WHAT YOU NEED TO DO: Repeat what the lines below say, word for word, and skip every image.

[Collection entries]
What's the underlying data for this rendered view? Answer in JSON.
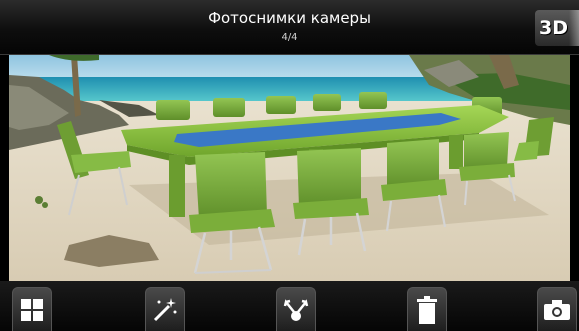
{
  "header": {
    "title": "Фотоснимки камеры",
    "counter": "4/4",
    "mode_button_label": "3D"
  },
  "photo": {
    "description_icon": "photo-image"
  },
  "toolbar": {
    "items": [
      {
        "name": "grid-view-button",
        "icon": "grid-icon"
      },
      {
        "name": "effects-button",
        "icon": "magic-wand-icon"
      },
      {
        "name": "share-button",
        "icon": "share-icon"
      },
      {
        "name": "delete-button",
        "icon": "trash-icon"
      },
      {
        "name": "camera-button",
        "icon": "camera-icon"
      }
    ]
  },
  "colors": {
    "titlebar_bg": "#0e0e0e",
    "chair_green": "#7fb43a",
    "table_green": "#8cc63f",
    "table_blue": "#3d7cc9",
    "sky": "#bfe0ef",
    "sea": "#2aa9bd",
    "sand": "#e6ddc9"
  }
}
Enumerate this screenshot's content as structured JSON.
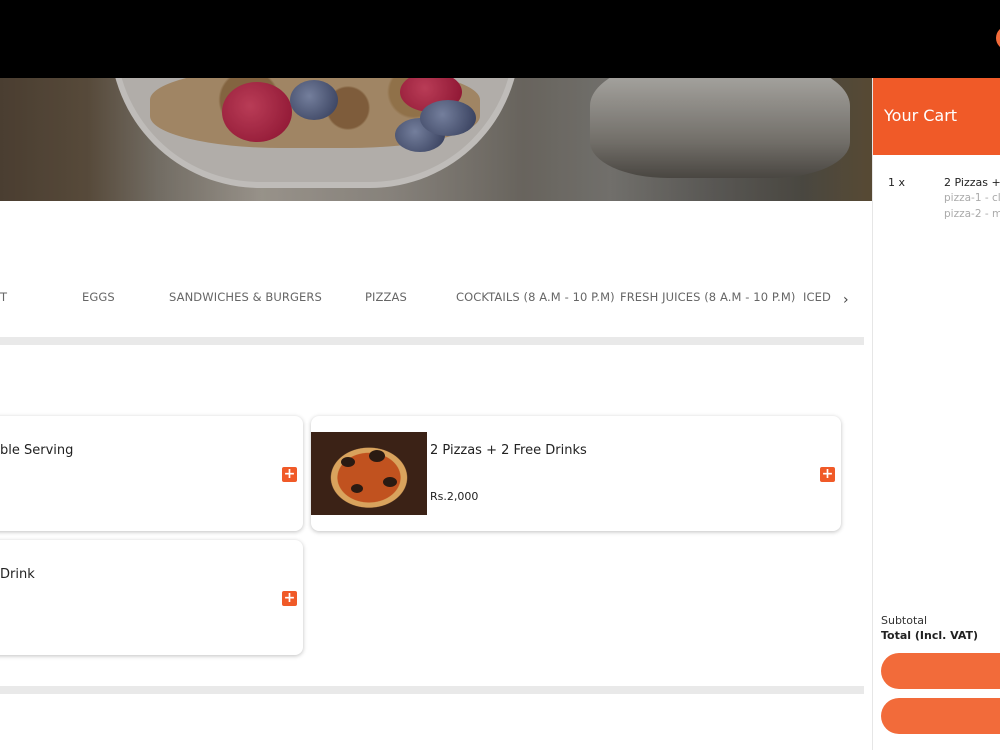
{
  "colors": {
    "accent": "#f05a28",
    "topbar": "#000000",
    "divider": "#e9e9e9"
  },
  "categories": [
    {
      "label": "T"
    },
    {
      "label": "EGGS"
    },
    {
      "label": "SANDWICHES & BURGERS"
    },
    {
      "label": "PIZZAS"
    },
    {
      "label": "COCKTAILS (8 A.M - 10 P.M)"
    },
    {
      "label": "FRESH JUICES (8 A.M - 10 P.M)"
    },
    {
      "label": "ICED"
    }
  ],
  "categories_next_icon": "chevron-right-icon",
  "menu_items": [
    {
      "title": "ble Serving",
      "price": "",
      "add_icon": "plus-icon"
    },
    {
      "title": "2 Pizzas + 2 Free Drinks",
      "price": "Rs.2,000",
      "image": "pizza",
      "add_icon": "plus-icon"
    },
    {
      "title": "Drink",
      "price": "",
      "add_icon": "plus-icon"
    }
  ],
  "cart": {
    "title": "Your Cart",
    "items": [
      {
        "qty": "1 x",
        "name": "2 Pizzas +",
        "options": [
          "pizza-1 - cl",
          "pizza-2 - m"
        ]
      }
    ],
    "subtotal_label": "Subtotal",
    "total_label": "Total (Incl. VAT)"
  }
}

COMPLETED TASK:
What's the underlying data for this rendered view? Answer in JSON.
{
  "header": {
    "title": "Фотоснимки камеры",
    "counter": "4/4",
    "mode_button_label": "3D"
  },
  "photo": {
    "description_icon": "photo-image"
  },
  "toolbar": {
    "items": [
      {
        "name": "grid-view-button",
        "icon": "grid-icon"
      },
      {
        "name": "effects-button",
        "icon": "magic-wand-icon"
      },
      {
        "name": "share-button",
        "icon": "share-icon"
      },
      {
        "name": "delete-button",
        "icon": "trash-icon"
      },
      {
        "name": "camera-button",
        "icon": "camera-icon"
      }
    ]
  },
  "colors": {
    "titlebar_bg": "#0e0e0e",
    "chair_green": "#7fb43a",
    "table_green": "#8cc63f",
    "table_blue": "#3d7cc9",
    "sky": "#bfe0ef",
    "sea": "#2aa9bd",
    "sand": "#e6ddc9"
  }
}
Enumerate this screenshot's content as structured JSON.
{
  "colors": {
    "accent": "#f05a28",
    "topbar": "#000000",
    "divider": "#e9e9e9"
  },
  "categories": [
    {
      "label": "T"
    },
    {
      "label": "EGGS"
    },
    {
      "label": "SANDWICHES & BURGERS"
    },
    {
      "label": "PIZZAS"
    },
    {
      "label": "COCKTAILS (8 A.M - 10 P.M)"
    },
    {
      "label": "FRESH JUICES (8 A.M - 10 P.M)"
    },
    {
      "label": "ICED"
    }
  ],
  "categories_next_icon": "chevron-right-icon",
  "menu_items": [
    {
      "title": "ble Serving",
      "price": "",
      "add_icon": "plus-icon"
    },
    {
      "title": "2 Pizzas + 2 Free Drinks",
      "price": "Rs.2,000",
      "image": "pizza",
      "add_icon": "plus-icon"
    },
    {
      "title": "Drink",
      "price": "",
      "add_icon": "plus-icon"
    }
  ],
  "cart": {
    "title": "Your Cart",
    "items": [
      {
        "qty": "1 x",
        "name": "2 Pizzas +",
        "options": [
          "pizza-1 - cl",
          "pizza-2 - m"
        ]
      }
    ],
    "subtotal_label": "Subtotal",
    "total_label": "Total (Incl. VAT)"
  }
}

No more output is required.